- **Source text**
○ ○ ○ ○ ○ ○ ○

Churchill continued to hold the work of Bletchley Park in the very highest regard as the war progressed; later, though, we shall find how some of his decisions concerning its post-war status are held by some to have held Britain back in fighting for its place in the new world order.

17 Military or Civilian?

‘There was an awful lot of nonsense involving codebreakers having to join the Home Guard,’ says one veteran, recalling that it was the only time in the war that he was required to put on a military uniform. For some of the more cerebral, bespectacled young men, the very notion of taking part in all-night exercises – with cork-blackened faces, or hooting like owls, or shimmying over security fences, or simply running around with rifles and attempting to hit targets – was a cause for irritation, especially when such exercises got in the way of valuable thinking time.

Others, however – including Alan Turing – found such duties and manoeuvres amusing and diverting. But the notion that it was compulsory goes to the heart of one of Bletchley Park’s most beguiling, ambiguous and disorientating qualities.

As we have seen, the establishment was neither wholly military nor wholly civilian. Although in its earliest days, the directorate included a couple of senior military figures, such as John Tiltman, Bletchley Park was under the ultimate control of Sir Stewart Menzies, head of MI6, which itself answered to the Foreign Office and directly to the Prime Minister. The recruitment drive, moreover, was angled almost completely towards civilians. And unlike any military establishment, there were no drills, no parades, no training sessions – and crucially, no orders.

When one thinks now of the war, one’s natural assumption is that practically the whole of society was in some sense militarised. Certainly, if individuals received orders from the government that they were to join up, or join another service, there was rarely any question of disobedience. How was it then that a set-up of the nature of Bletchley Park – handling crucial, top secret information – lacked what one might think would be essential military discipline? From the very beginning, who would these young code-breakers and linguists answer to? And what of the army of Wrens who were to descend on the place? Were they to answer to civilian or military orders?

○ ○ ○ ○ ○ ○ ○

- **Tasks to carry out**
A – Copy the Bletchley Park passage word for word, starting at "As we have seen, the" and ending at "crucially, no orders.".
B – Can you carry the Bletchley Park passage forward from its final sentence?

○ ○ ○ ○ ○ ○ ○

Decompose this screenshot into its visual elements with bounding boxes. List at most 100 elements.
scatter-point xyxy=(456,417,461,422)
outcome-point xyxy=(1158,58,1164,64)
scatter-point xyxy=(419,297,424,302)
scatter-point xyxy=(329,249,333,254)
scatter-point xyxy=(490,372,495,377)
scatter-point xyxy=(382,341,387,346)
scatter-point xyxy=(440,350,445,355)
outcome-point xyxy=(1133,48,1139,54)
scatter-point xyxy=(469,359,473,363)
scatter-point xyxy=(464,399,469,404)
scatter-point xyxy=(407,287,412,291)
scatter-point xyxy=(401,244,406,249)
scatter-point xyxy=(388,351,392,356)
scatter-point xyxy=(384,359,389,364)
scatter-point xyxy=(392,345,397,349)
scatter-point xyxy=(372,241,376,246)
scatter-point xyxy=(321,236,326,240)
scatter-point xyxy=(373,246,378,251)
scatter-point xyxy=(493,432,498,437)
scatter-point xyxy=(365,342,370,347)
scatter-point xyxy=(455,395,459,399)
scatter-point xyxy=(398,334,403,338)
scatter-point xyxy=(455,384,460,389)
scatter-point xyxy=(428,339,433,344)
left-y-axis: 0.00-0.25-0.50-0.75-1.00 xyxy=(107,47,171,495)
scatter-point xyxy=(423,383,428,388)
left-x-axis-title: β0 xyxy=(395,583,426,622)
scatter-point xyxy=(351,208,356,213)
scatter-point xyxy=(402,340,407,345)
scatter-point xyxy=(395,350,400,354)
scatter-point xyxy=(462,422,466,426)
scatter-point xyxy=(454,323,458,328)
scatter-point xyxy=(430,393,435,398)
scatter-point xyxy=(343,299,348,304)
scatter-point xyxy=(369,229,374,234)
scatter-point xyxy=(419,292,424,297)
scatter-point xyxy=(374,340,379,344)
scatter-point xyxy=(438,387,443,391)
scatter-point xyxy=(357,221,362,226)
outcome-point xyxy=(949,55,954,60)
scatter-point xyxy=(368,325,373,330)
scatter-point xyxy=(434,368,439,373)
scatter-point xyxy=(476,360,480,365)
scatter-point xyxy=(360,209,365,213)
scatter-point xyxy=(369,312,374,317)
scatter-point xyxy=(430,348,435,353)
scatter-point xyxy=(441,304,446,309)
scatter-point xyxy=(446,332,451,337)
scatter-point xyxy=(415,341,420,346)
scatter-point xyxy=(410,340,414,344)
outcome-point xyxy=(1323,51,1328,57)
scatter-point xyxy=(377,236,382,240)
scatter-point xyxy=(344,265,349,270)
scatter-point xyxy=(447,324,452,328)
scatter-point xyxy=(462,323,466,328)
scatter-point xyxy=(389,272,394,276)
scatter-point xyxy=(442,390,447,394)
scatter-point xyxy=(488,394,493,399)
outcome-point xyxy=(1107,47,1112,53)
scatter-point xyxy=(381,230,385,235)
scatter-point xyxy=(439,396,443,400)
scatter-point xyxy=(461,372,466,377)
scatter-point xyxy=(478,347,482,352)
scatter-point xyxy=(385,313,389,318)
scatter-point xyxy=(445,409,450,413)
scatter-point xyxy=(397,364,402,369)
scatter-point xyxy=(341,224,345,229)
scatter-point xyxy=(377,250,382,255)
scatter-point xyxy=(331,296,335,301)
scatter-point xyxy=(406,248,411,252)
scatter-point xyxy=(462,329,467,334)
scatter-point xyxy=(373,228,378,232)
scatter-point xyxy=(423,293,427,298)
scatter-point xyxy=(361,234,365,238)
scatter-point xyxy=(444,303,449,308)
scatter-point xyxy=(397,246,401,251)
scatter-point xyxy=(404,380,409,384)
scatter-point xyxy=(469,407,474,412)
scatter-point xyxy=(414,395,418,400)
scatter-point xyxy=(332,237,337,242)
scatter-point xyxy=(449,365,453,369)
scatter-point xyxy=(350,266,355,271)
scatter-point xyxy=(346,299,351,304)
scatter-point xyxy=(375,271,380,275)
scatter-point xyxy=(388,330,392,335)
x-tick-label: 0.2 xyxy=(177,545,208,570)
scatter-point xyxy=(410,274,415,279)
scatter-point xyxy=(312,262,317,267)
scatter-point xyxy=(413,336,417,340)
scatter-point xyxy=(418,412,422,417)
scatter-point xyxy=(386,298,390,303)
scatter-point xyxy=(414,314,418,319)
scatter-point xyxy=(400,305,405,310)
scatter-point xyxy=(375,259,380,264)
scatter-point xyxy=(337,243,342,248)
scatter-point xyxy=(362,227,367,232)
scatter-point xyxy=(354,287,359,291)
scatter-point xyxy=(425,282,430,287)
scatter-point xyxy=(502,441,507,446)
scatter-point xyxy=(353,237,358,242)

○ ○ ○ ○ ○ ○ ○

- **Task answers**
A –
As we have seen, the establishment was neither wholly military nor wholly civilian. Although in its earliest days, the directorate included a couple of senior military figures, such as John Tiltman, Bletchley Park was under the ultimate control of Sir Stewart Menzies, head of MI6, which itself answered to the Foreign Office and directly to the Prime Minister. The recruitment drive, moreover, was angled almost completely towards civilians. And unlike any military establishment, there were no drills, no parades, no training sessions – and crucially, no orders.

B –
‘This place was very strange,’ says former Wren Jean Valentine. ‘There were the men’s services, the women’s adjoining services, and civilians. How could you impose any kind of discipline? It wouldn’t have been fair, whatever you had done. If you had set the civilians above or below the rest of us, it wouldn’t have been right. So I think the only way was just to run it … everyone was equal.’

Fellow Wren Ruth Bourne also recalls the seemingly casual air, in contrast to her later work at Eastcote, the Bletchley Park outstation in Middlesex: ‘In BP there was everybody: civilians, ATS, Wrens, WAAFs walking around. No saluting. Everybody was the same. There was no hierarchy. Eastcote was much more structured to the naval module. You saluted your officers. Whereas at Bletchley Park it was all mixed.’

Oliver Lawn found from the start that he had an extraordinary amount of freedom: ‘As far as I was concerned [the job] was absolutely self-regulating.’ Indeed, adds Mr Lawn, the work of code-breaking could not have been further from the military ethos if it had tried. He recalls: ‘Our chain of command was just the head of Hut 6. First of all, that was Gordon Welchman. Then he moved – went partly transatlantic and took a rather wider remit so we saw rather less of him.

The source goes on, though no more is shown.